### Work to complete:
Your task is to reproduce the entries below word for word.

### Provided information:
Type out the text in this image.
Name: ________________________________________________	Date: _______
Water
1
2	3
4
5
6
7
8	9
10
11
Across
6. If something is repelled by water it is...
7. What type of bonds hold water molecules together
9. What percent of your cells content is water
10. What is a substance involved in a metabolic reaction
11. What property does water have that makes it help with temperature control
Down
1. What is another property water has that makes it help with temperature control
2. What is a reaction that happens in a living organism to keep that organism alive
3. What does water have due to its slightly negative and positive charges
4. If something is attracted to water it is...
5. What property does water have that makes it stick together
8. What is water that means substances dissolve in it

### Task result:
Type out the text in this image.
Name: ________________________________________________	Date: _______
Water
1
2	3
4
5
6
7
8	9
10
11
Across
6. If something is repelled by water it is...
7. What type of bonds hold water molecules together
9. What percent of your cells content is water
10. What is a substance involved in a metabolic reaction
11. What property does water have that makes it help with temperature control
Down
1. What is another property water has that makes it help with temperature control
2. What is a reaction that happens in a living organism to keep that organism alive
3. What does water have due to its slightly negative and positive charges
4. If something is attracted to water it is...
5. What property does water have that makes it stick together
8. What is water that means substances dissolve in it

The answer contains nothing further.